## EXERCISE AIM:
Skip the pictures. Reproduce all other material exactly.

[Collected data entries]
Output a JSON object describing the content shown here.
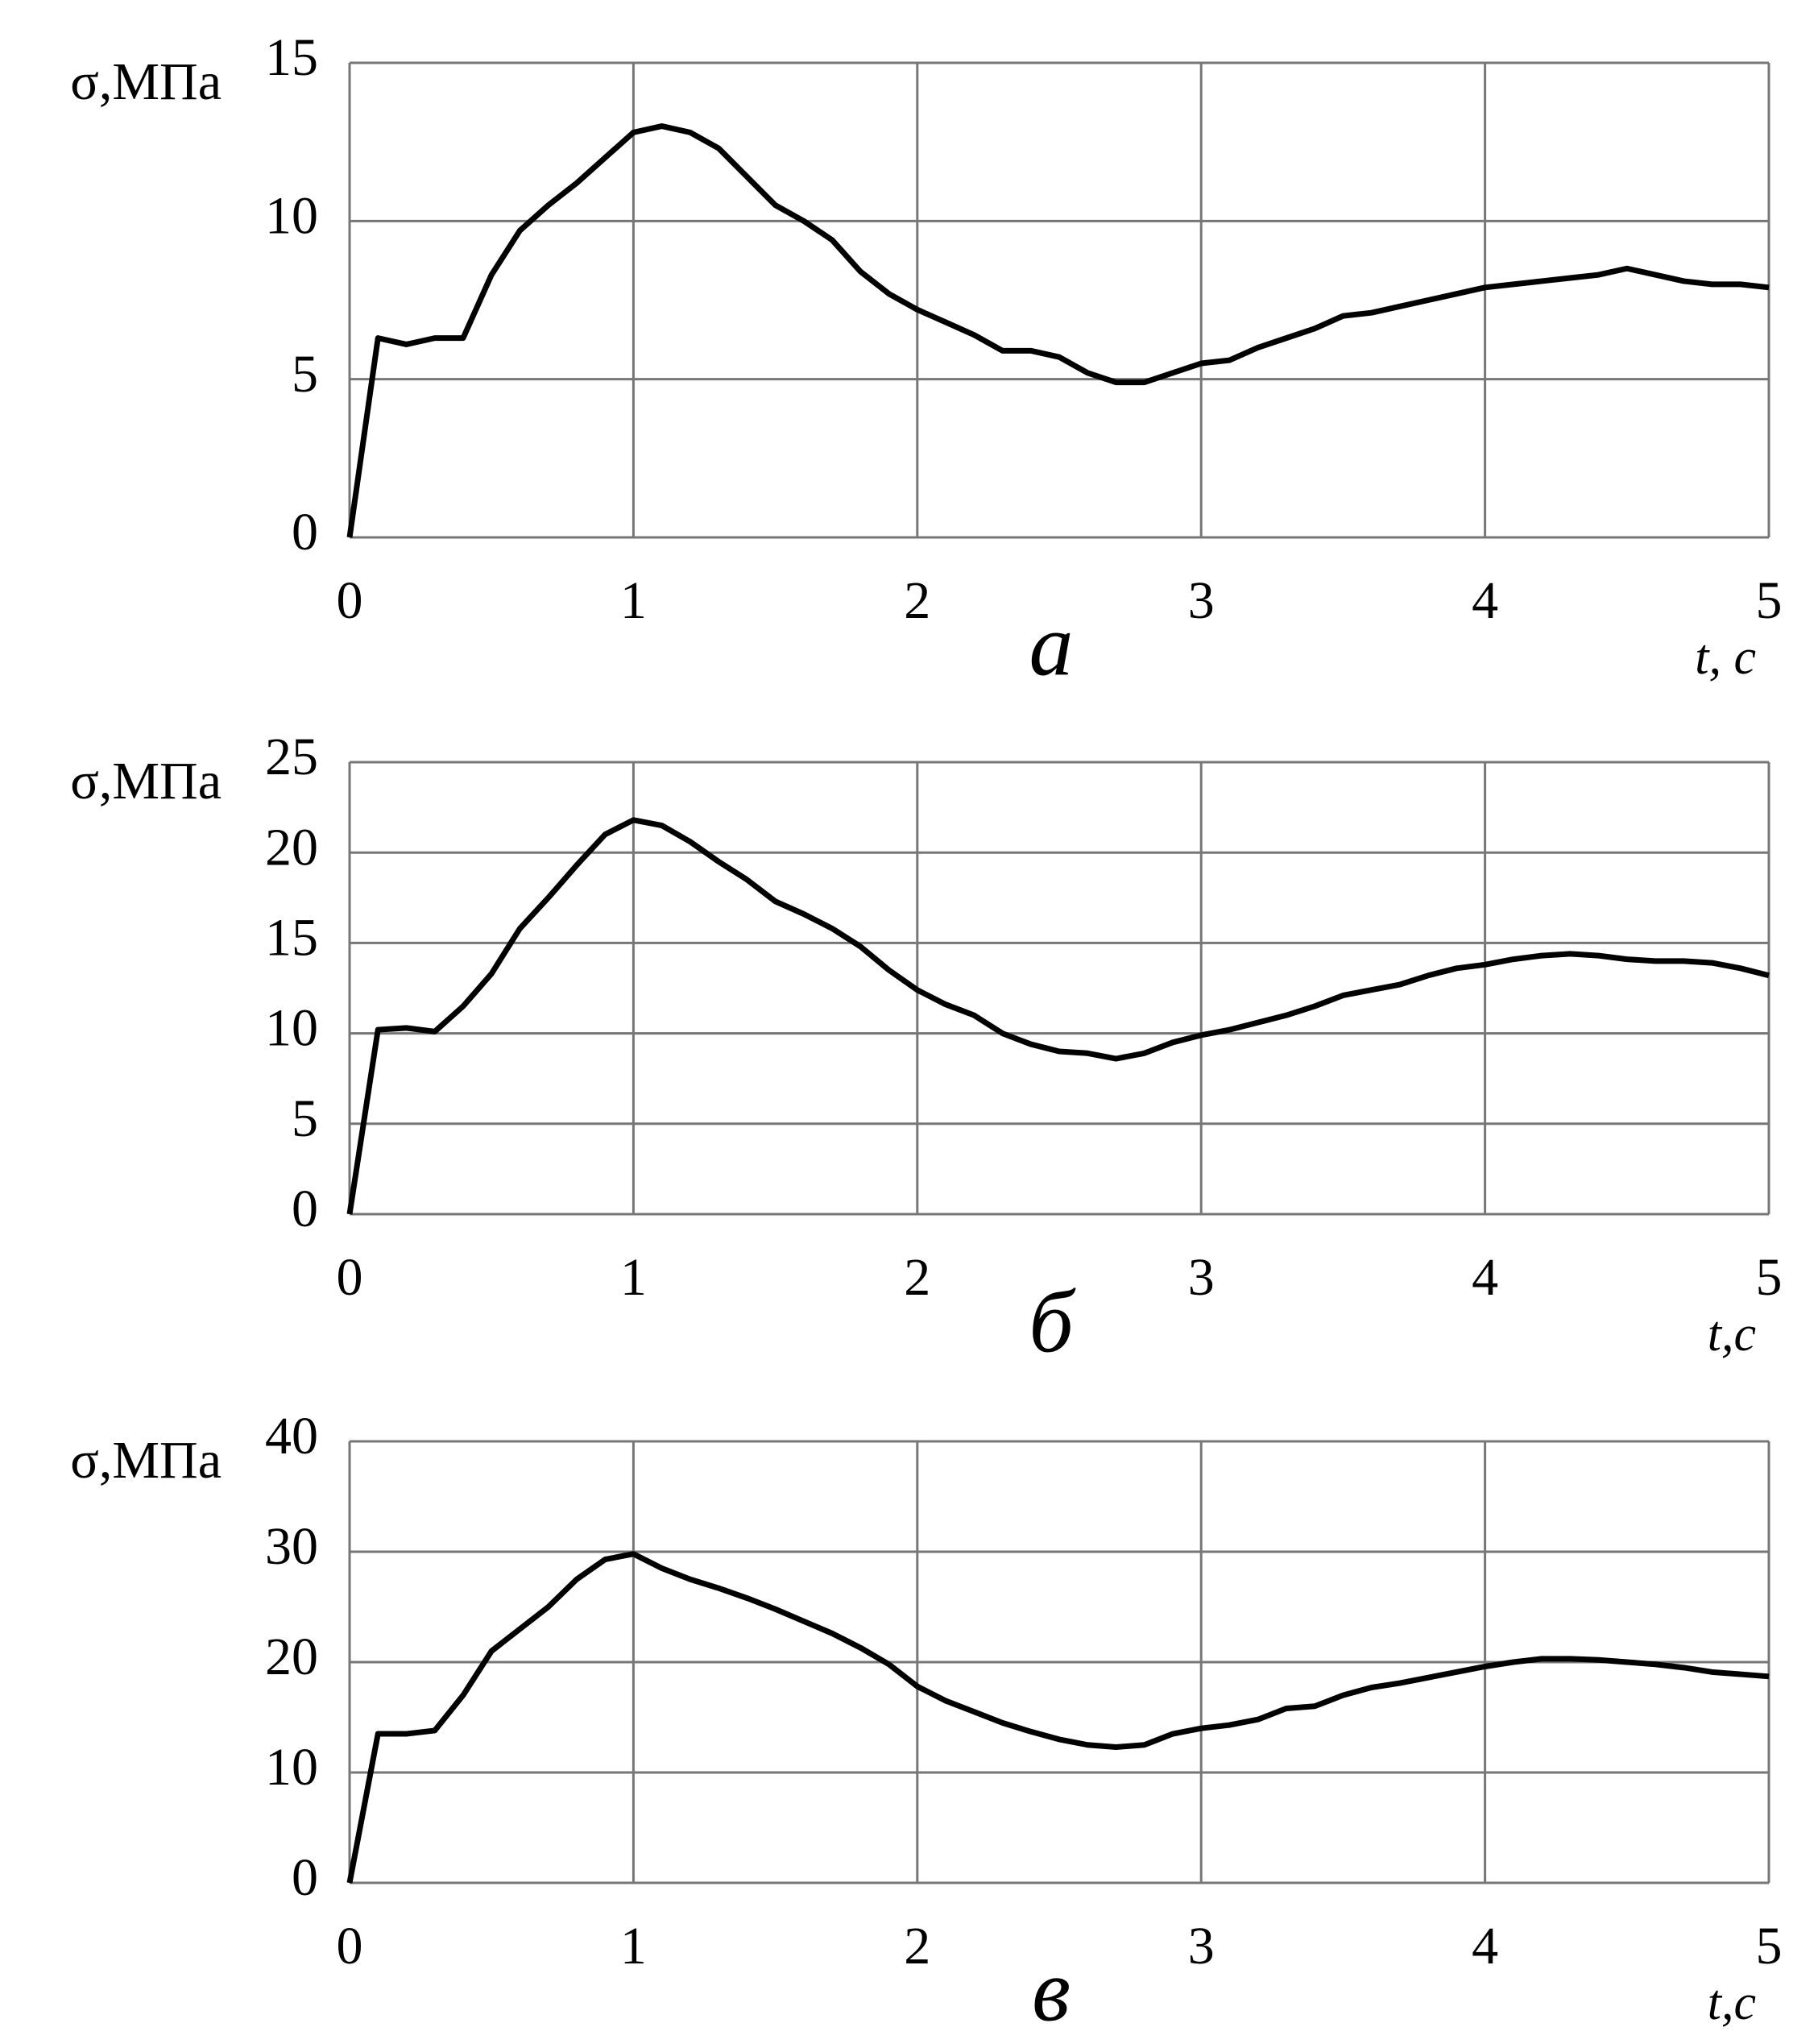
{
  "chart_data": [
    {
      "type": "line",
      "y_label": "σ,МПа",
      "x_label": "t, c",
      "caption": "а",
      "x": [
        0,
        0.1,
        0.2,
        0.3,
        0.4,
        0.5,
        0.6,
        0.7,
        0.8,
        0.9,
        1,
        1.1,
        1.2,
        1.3,
        1.4,
        1.5,
        1.6,
        1.7,
        1.8,
        1.9,
        2,
        2.1,
        2.2,
        2.3,
        2.4,
        2.5,
        2.6,
        2.7,
        2.8,
        2.9,
        3,
        3.1,
        3.2,
        3.3,
        3.4,
        3.5,
        3.6,
        3.7,
        3.8,
        3.9,
        4,
        4.1,
        4.2,
        4.3,
        4.4,
        4.5,
        4.6,
        4.7,
        4.8,
        4.9,
        5
      ],
      "series": [
        {
          "color": "#000000",
          "values": [
            0,
            6.3,
            6.1,
            6.3,
            6.3,
            8.3,
            9.7,
            10.5,
            11.2,
            12.0,
            12.8,
            13.0,
            12.8,
            12.3,
            11.4,
            10.5,
            10.0,
            9.4,
            8.4,
            7.7,
            7.2,
            6.8,
            6.4,
            5.9,
            5.9,
            5.7,
            5.2,
            4.9,
            4.9,
            5.2,
            5.5,
            5.6,
            6.0,
            6.3,
            6.6,
            7.0,
            7.1,
            7.3,
            7.5,
            7.7,
            7.9,
            8.0,
            8.1,
            8.2,
            8.3,
            8.5,
            8.3,
            8.1,
            8.0,
            8.0,
            7.9
          ]
        }
      ],
      "xlim": [
        0,
        5
      ],
      "xticks": [
        0,
        1,
        2,
        3,
        4,
        5
      ],
      "ylim": [
        0,
        15
      ],
      "yticks": [
        0,
        5,
        10,
        15
      ],
      "grid": true
    },
    {
      "type": "line",
      "y_label": "σ,МПа",
      "x_label": "t,c",
      "caption": "б",
      "x": [
        0,
        0.1,
        0.2,
        0.3,
        0.4,
        0.5,
        0.6,
        0.7,
        0.8,
        0.9,
        1,
        1.1,
        1.2,
        1.3,
        1.4,
        1.5,
        1.6,
        1.7,
        1.8,
        1.9,
        2,
        2.1,
        2.2,
        2.3,
        2.4,
        2.5,
        2.6,
        2.7,
        2.8,
        2.9,
        3,
        3.1,
        3.2,
        3.3,
        3.4,
        3.5,
        3.6,
        3.7,
        3.8,
        3.9,
        4,
        4.1,
        4.2,
        4.3,
        4.4,
        4.5,
        4.6,
        4.7,
        4.8,
        4.9,
        5
      ],
      "series": [
        {
          "color": "#000000",
          "values": [
            0,
            10.2,
            10.3,
            10.1,
            11.5,
            13.3,
            15.8,
            17.5,
            19.3,
            21.0,
            21.8,
            21.5,
            20.6,
            19.5,
            18.5,
            17.3,
            16.6,
            15.8,
            14.8,
            13.5,
            12.4,
            11.6,
            11.0,
            10.0,
            9.4,
            9.0,
            8.9,
            8.6,
            8.9,
            9.5,
            9.9,
            10.2,
            10.6,
            11.0,
            11.5,
            12.1,
            12.4,
            12.7,
            13.2,
            13.6,
            13.8,
            14.1,
            14.3,
            14.4,
            14.3,
            14.1,
            14.0,
            14.0,
            13.9,
            13.6,
            13.2
          ]
        }
      ],
      "xlim": [
        0,
        5
      ],
      "xticks": [
        0,
        1,
        2,
        3,
        4,
        5
      ],
      "ylim": [
        0,
        25
      ],
      "yticks": [
        0,
        5,
        10,
        15,
        20,
        25
      ],
      "grid": true
    },
    {
      "type": "line",
      "y_label": "σ,МПа",
      "x_label": "t,c",
      "caption": "в",
      "x": [
        0,
        0.1,
        0.2,
        0.3,
        0.4,
        0.5,
        0.6,
        0.7,
        0.8,
        0.9,
        1,
        1.1,
        1.2,
        1.3,
        1.4,
        1.5,
        1.6,
        1.7,
        1.8,
        1.9,
        2,
        2.1,
        2.2,
        2.3,
        2.4,
        2.5,
        2.6,
        2.7,
        2.8,
        2.9,
        3,
        3.1,
        3.2,
        3.3,
        3.4,
        3.5,
        3.6,
        3.7,
        3.8,
        3.9,
        4,
        4.1,
        4.2,
        4.3,
        4.4,
        4.5,
        4.6,
        4.7,
        4.8,
        4.9,
        5
      ],
      "series": [
        {
          "color": "#000000",
          "values": [
            0,
            13.5,
            13.5,
            13.8,
            17.0,
            21.0,
            23.0,
            25.0,
            27.5,
            29.3,
            29.8,
            28.5,
            27.5,
            26.7,
            25.8,
            24.8,
            23.7,
            22.6,
            21.3,
            19.8,
            17.8,
            16.5,
            15.5,
            14.5,
            13.7,
            13.0,
            12.5,
            12.3,
            12.5,
            13.5,
            14.0,
            14.3,
            14.8,
            15.8,
            16.0,
            17.0,
            17.7,
            18.1,
            18.6,
            19.1,
            19.6,
            20.0,
            20.3,
            20.3,
            20.2,
            20.0,
            19.8,
            19.5,
            19.1,
            18.9,
            18.7
          ]
        }
      ],
      "xlim": [
        0,
        5
      ],
      "xticks": [
        0,
        1,
        2,
        3,
        4,
        5
      ],
      "ylim": [
        0,
        40
      ],
      "yticks": [
        0,
        10,
        20,
        30,
        40
      ],
      "grid": true
    }
  ]
}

## EXERCISE OUTPUT:
Output a JSON object describing the content shown here.
{
  "chart_data": [
    {
      "type": "line",
      "y_label": "σ,МПа",
      "x_label": "t, c",
      "caption": "а",
      "x": [
        0,
        0.1,
        0.2,
        0.3,
        0.4,
        0.5,
        0.6,
        0.7,
        0.8,
        0.9,
        1,
        1.1,
        1.2,
        1.3,
        1.4,
        1.5,
        1.6,
        1.7,
        1.8,
        1.9,
        2,
        2.1,
        2.2,
        2.3,
        2.4,
        2.5,
        2.6,
        2.7,
        2.8,
        2.9,
        3,
        3.1,
        3.2,
        3.3,
        3.4,
        3.5,
        3.6,
        3.7,
        3.8,
        3.9,
        4,
        4.1,
        4.2,
        4.3,
        4.4,
        4.5,
        4.6,
        4.7,
        4.8,
        4.9,
        5
      ],
      "series": [
        {
          "color": "#000000",
          "values": [
            0,
            6.3,
            6.1,
            6.3,
            6.3,
            8.3,
            9.7,
            10.5,
            11.2,
            12.0,
            12.8,
            13.0,
            12.8,
            12.3,
            11.4,
            10.5,
            10.0,
            9.4,
            8.4,
            7.7,
            7.2,
            6.8,
            6.4,
            5.9,
            5.9,
            5.7,
            5.2,
            4.9,
            4.9,
            5.2,
            5.5,
            5.6,
            6.0,
            6.3,
            6.6,
            7.0,
            7.1,
            7.3,
            7.5,
            7.7,
            7.9,
            8.0,
            8.1,
            8.2,
            8.3,
            8.5,
            8.3,
            8.1,
            8.0,
            8.0,
            7.9
          ]
        }
      ],
      "xlim": [
        0,
        5
      ],
      "xticks": [
        0,
        1,
        2,
        3,
        4,
        5
      ],
      "ylim": [
        0,
        15
      ],
      "yticks": [
        0,
        5,
        10,
        15
      ],
      "grid": true
    },
    {
      "type": "line",
      "y_label": "σ,МПа",
      "x_label": "t,c",
      "caption": "б",
      "x": [
        0,
        0.1,
        0.2,
        0.3,
        0.4,
        0.5,
        0.6,
        0.7,
        0.8,
        0.9,
        1,
        1.1,
        1.2,
        1.3,
        1.4,
        1.5,
        1.6,
        1.7,
        1.8,
        1.9,
        2,
        2.1,
        2.2,
        2.3,
        2.4,
        2.5,
        2.6,
        2.7,
        2.8,
        2.9,
        3,
        3.1,
        3.2,
        3.3,
        3.4,
        3.5,
        3.6,
        3.7,
        3.8,
        3.9,
        4,
        4.1,
        4.2,
        4.3,
        4.4,
        4.5,
        4.6,
        4.7,
        4.8,
        4.9,
        5
      ],
      "series": [
        {
          "color": "#000000",
          "values": [
            0,
            10.2,
            10.3,
            10.1,
            11.5,
            13.3,
            15.8,
            17.5,
            19.3,
            21.0,
            21.8,
            21.5,
            20.6,
            19.5,
            18.5,
            17.3,
            16.6,
            15.8,
            14.8,
            13.5,
            12.4,
            11.6,
            11.0,
            10.0,
            9.4,
            9.0,
            8.9,
            8.6,
            8.9,
            9.5,
            9.9,
            10.2,
            10.6,
            11.0,
            11.5,
            12.1,
            12.4,
            12.7,
            13.2,
            13.6,
            13.8,
            14.1,
            14.3,
            14.4,
            14.3,
            14.1,
            14.0,
            14.0,
            13.9,
            13.6,
            13.2
          ]
        }
      ],
      "xlim": [
        0,
        5
      ],
      "xticks": [
        0,
        1,
        2,
        3,
        4,
        5
      ],
      "ylim": [
        0,
        25
      ],
      "yticks": [
        0,
        5,
        10,
        15,
        20,
        25
      ],
      "grid": true
    },
    {
      "type": "line",
      "y_label": "σ,МПа",
      "x_label": "t,c",
      "caption": "в",
      "x": [
        0,
        0.1,
        0.2,
        0.3,
        0.4,
        0.5,
        0.6,
        0.7,
        0.8,
        0.9,
        1,
        1.1,
        1.2,
        1.3,
        1.4,
        1.5,
        1.6,
        1.7,
        1.8,
        1.9,
        2,
        2.1,
        2.2,
        2.3,
        2.4,
        2.5,
        2.6,
        2.7,
        2.8,
        2.9,
        3,
        3.1,
        3.2,
        3.3,
        3.4,
        3.5,
        3.6,
        3.7,
        3.8,
        3.9,
        4,
        4.1,
        4.2,
        4.3,
        4.4,
        4.5,
        4.6,
        4.7,
        4.8,
        4.9,
        5
      ],
      "series": [
        {
          "color": "#000000",
          "values": [
            0,
            13.5,
            13.5,
            13.8,
            17.0,
            21.0,
            23.0,
            25.0,
            27.5,
            29.3,
            29.8,
            28.5,
            27.5,
            26.7,
            25.8,
            24.8,
            23.7,
            22.6,
            21.3,
            19.8,
            17.8,
            16.5,
            15.5,
            14.5,
            13.7,
            13.0,
            12.5,
            12.3,
            12.5,
            13.5,
            14.0,
            14.3,
            14.8,
            15.8,
            16.0,
            17.0,
            17.7,
            18.1,
            18.6,
            19.1,
            19.6,
            20.0,
            20.3,
            20.3,
            20.2,
            20.0,
            19.8,
            19.5,
            19.1,
            18.9,
            18.7
          ]
        }
      ],
      "xlim": [
        0,
        5
      ],
      "xticks": [
        0,
        1,
        2,
        3,
        4,
        5
      ],
      "ylim": [
        0,
        40
      ],
      "yticks": [
        0,
        10,
        20,
        30,
        40
      ],
      "grid": true
    }
  ]
}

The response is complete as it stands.